# 課題内容:
AI人材の育成に関する記事のうち、「3. 成功事例を社内で共有し」から「重要なのは「AIに関心を持つ人を見つけること」です。」までを、末尾の語句も含めて一字一句そのまま書き写すこと。

# 提供抜粋:
____________________
企業のAI人材の育成方法とは?成功する3つの具体ステップ

企業のAI人材の育成方法とは?成功する3つの具体ステップ

急速に進化するAI技術。

しかし、多くの中小企業やベンチャー企業にとって「AI人材の確保」は高いハードルです。

採用しようにも優秀な人材は大手企業に流れやすく、費用対効果も見合わないのが現実。

そこで注目されているのが、自社内でAI人材を「育てる」戦略です。

本記事では、成功企業の事例を参考にしながら、無理なく始められる3つの育成ステップをわかりやすく解説します。

AI導入に出遅れないための第一歩として、ぜひ実践してみてください。

この記事のポイント
  1. 社内のAI関心層を育成ターゲットにする:外部採用よりも、社内の「AIに興味がある人」を見つけて育てる方が効果的です。
  2. 短期集中研修で実務に直結したスキルを習得:2ヶ月のブートキャンプ形式で、現場課題を解決できるAIスキルを身につけます。
  3. 成功事例を社内で共有して文化にする:小さな成果を見える化し、共有することでAI活用が企業全体に広がります。

 

ステップ1:社内にいる“AI人材の卵”を見つける

「AIに関心がある人」を起点にする

AI人材の育成は、最初の一歩をどう踏み出すかが重要です。

多くの企業は「専門知識のある人がいない」と悩みますが、最初からAIに詳しい人など社内にはほとんどいません。

重要なのは「AIに関心を持つ人を見つけること」です。

きっかけは些細なもので構いません。

たとえば「業務が非効率だと感じる」「Excel集計に限界を感じている」など、日常業務への違和感からAIに興味を持つ人が多くいます。
____________________
# 記録情報:
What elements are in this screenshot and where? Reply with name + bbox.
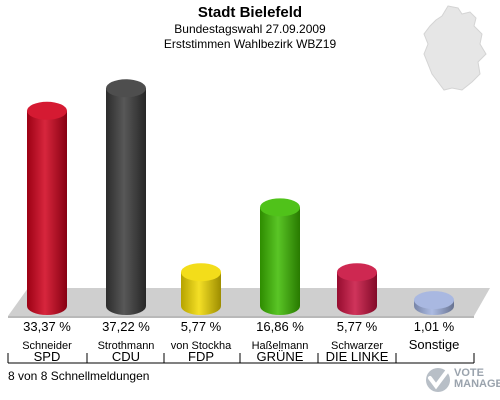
party-label: SPD: [34, 349, 61, 364]
page-title: Stadt Bielefeld: [197, 4, 303, 21]
value-label: 5,77 %: [181, 319, 222, 334]
candidate-label: Haßelmann: [252, 340, 309, 352]
bar-cdu: [106, 79, 146, 315]
bar-sonstige: [414, 291, 454, 315]
party-label: GRÜNE: [257, 349, 304, 364]
election-subtitle: Bundestagswahl 27.09.2009: [174, 22, 326, 36]
bar-die-linke: [337, 263, 377, 315]
germany-map-icon: [423, 5, 487, 91]
party-label: DIE LINKE: [326, 349, 389, 364]
candidate-label: Schneider: [22, 340, 72, 352]
party-label: Sonstige: [409, 337, 460, 352]
candidate-label: von Stockha: [171, 340, 232, 352]
report-status: 8 von 8 Schnellmeldungen: [8, 369, 150, 383]
votemanager-logo: VOTE MANAGER: [424, 364, 500, 398]
value-label: 33,37 %: [23, 319, 71, 334]
value-label: 1,01 %: [414, 319, 455, 334]
district-subtitle: Erststimmen Wahlbezirk WBZ19: [163, 37, 337, 51]
bar-spd: [27, 101, 67, 316]
value-label: 5,77 %: [337, 319, 378, 334]
value-label: 16,86 %: [256, 319, 304, 334]
candidate-label: Strothmann: [98, 340, 155, 352]
party-label: CDU: [112, 349, 140, 364]
party-label: FDP: [188, 349, 214, 364]
bar-fdp: [181, 263, 221, 315]
value-label: 37,22 %: [102, 319, 150, 334]
candidate-label: Schwarzer: [331, 340, 383, 352]
bar-grüne: [260, 198, 300, 315]
checkmark-icon: [426, 368, 450, 392]
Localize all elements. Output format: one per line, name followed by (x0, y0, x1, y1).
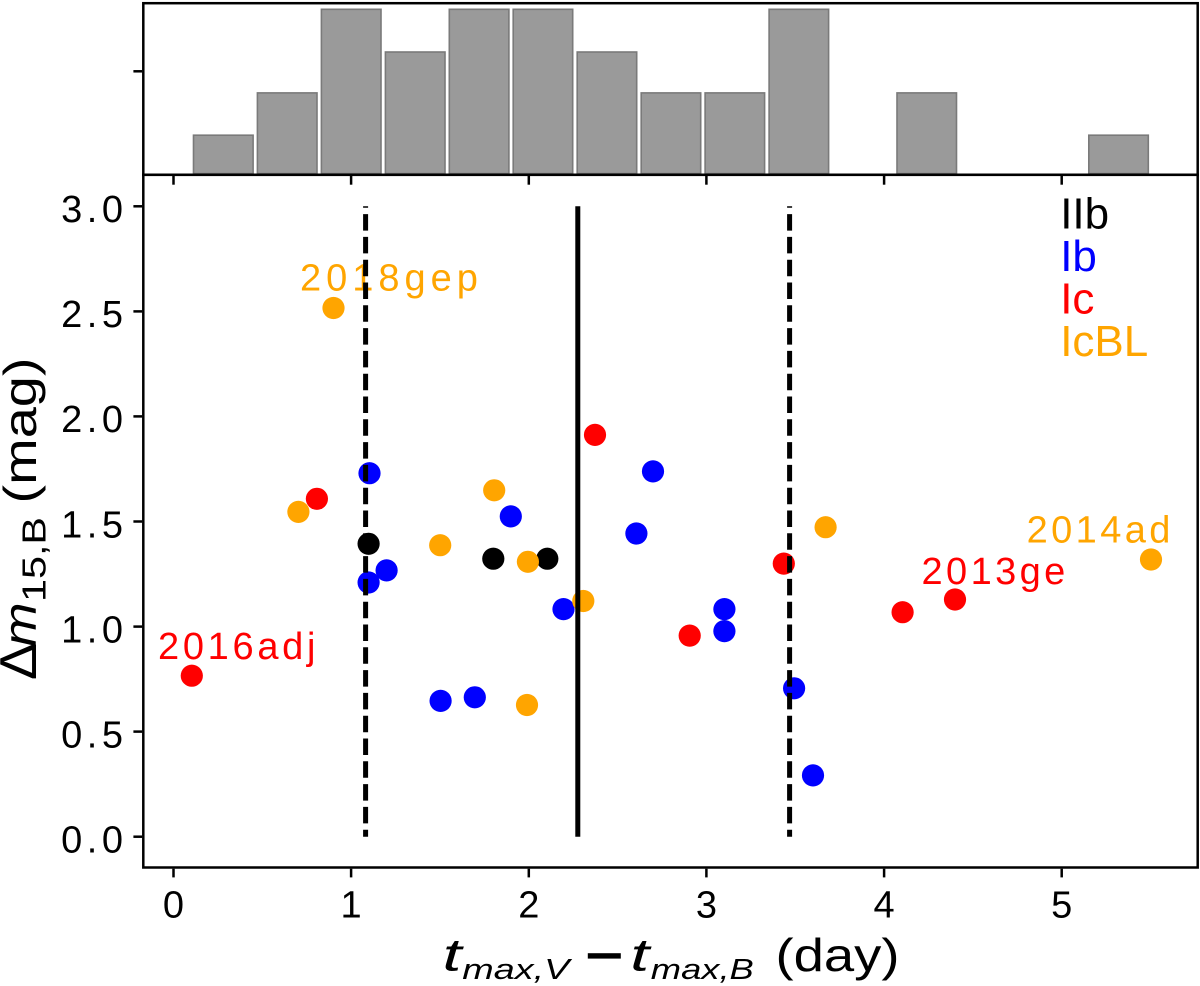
svg-text:(mag): (mag) (0, 358, 46, 504)
svg-text:0: 0 (163, 885, 184, 927)
svg-text:2: 2 (518, 885, 539, 927)
svg-text:1.5: 1.5 (61, 504, 127, 546)
svg-text:max,B: max,B (651, 954, 754, 986)
svg-text:2013ge: 2013ge (922, 551, 1069, 593)
svg-text:2.5: 2.5 (61, 294, 127, 336)
svg-text:0.5: 0.5 (61, 714, 127, 756)
svg-text:15,B: 15,B (15, 517, 52, 602)
svg-text:4: 4 (874, 885, 895, 927)
svg-text:Ib: Ib (1060, 232, 1097, 281)
svg-text:3.0: 3.0 (61, 189, 127, 231)
svg-text:Δ: Δ (0, 643, 48, 680)
svg-text:0.0: 0.0 (61, 820, 127, 862)
svg-text:2.0: 2.0 (61, 399, 127, 441)
svg-text:3: 3 (696, 885, 717, 927)
svg-text:IIb: IIb (1060, 189, 1109, 238)
svg-text:m: m (0, 602, 46, 647)
svg-text:t: t (630, 929, 653, 980)
svg-text:5: 5 (1051, 885, 1072, 927)
svg-text:max,V: max,V (462, 954, 572, 986)
svg-text:2016adj: 2016adj (158, 626, 319, 668)
svg-text:1: 1 (341, 885, 362, 927)
svg-text:(day): (day) (776, 929, 900, 981)
svg-text:IcBL: IcBL (1060, 317, 1148, 366)
svg-text:Ic: Ic (1060, 275, 1094, 324)
svg-text:2018gep: 2018gep (300, 258, 483, 300)
svg-text:1.0: 1.0 (61, 609, 127, 651)
svg-text:t: t (443, 929, 466, 980)
svg-text:2014ad: 2014ad (1027, 510, 1174, 552)
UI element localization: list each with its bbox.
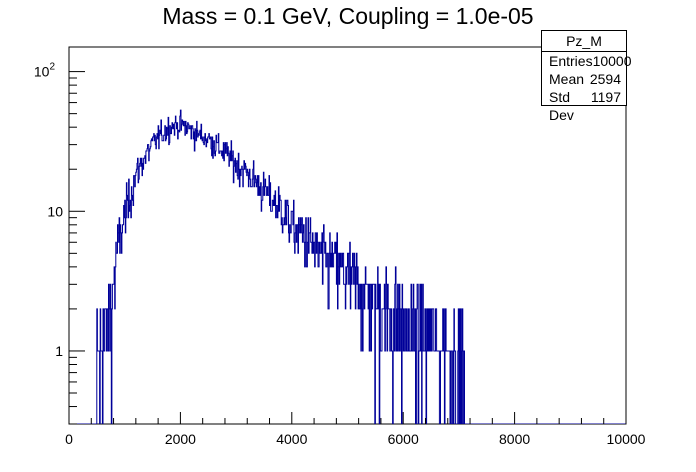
stats-row-entries: Entries 10000	[542, 52, 632, 70]
y-tick-label: 1	[55, 343, 63, 359]
stats-box: Pz_M Entries 10000 Mean 2594 Std Dev 119…	[541, 30, 632, 123]
stats-row-stddev: Std Dev 1197	[542, 88, 626, 123]
mean-value: 2594	[589, 71, 621, 87]
stddev-label: Std Dev	[549, 89, 574, 123]
x-tick-label: 0	[65, 431, 73, 447]
chart-title: Mass = 0.1 GeV, Coupling = 1.0e-05	[162, 3, 534, 29]
plot-frame	[68, 46, 627, 425]
stddev-value: 1197	[590, 89, 621, 105]
x-tick-label: 10000	[607, 431, 646, 447]
entries-value: 10000	[592, 53, 632, 69]
x-tick-label: 6000	[388, 431, 419, 447]
y-tick-exponent: 2	[49, 62, 55, 73]
axes: 0 2000 4000 6000 8000 10000 1 10 102	[34, 62, 646, 447]
x-tick-label: 8000	[499, 431, 530, 447]
y-tick-label: 10	[47, 203, 63, 219]
histogram-line	[69, 109, 626, 424]
x-tick-label: 2000	[165, 431, 196, 447]
stats-title: Pz_M	[542, 31, 626, 52]
mean-label: Mean	[549, 71, 585, 87]
histogram-bars	[69, 109, 626, 424]
stats-row-mean: Mean 2594	[542, 70, 626, 88]
y-tick-label: 102	[34, 62, 56, 80]
x-tick-label: 4000	[276, 431, 307, 447]
entries-label: Entries	[549, 53, 593, 69]
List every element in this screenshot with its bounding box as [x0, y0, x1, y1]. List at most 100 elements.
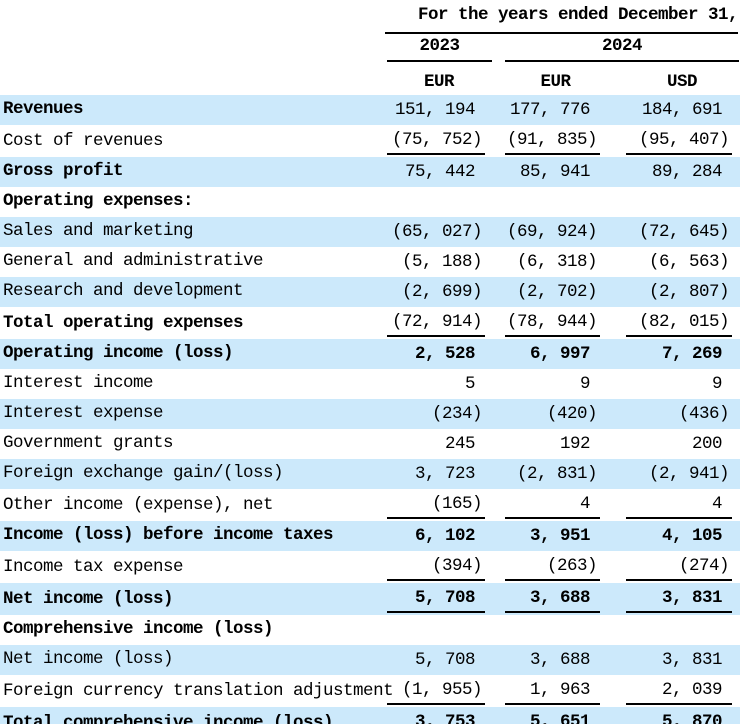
____________________
# 出力結果:
3. 成功事例を社内で共有して文化にする:小さな成果を見える化し、共有することでAI活用が企業全体に広がります。

 

ステップ1:社内にいる“AI人材の卵”を見つける

「AIに関心がある人」を起点にする

AI人材の育成は、最初の一歩をどう踏み出すかが重要です。

多くの企業は「専門知識のある人がいない」と悩みますが、最初からAIに詳しい人など社内にはほとんどいません。

重要なのは「AIに関心を持つ人を見つけること」です。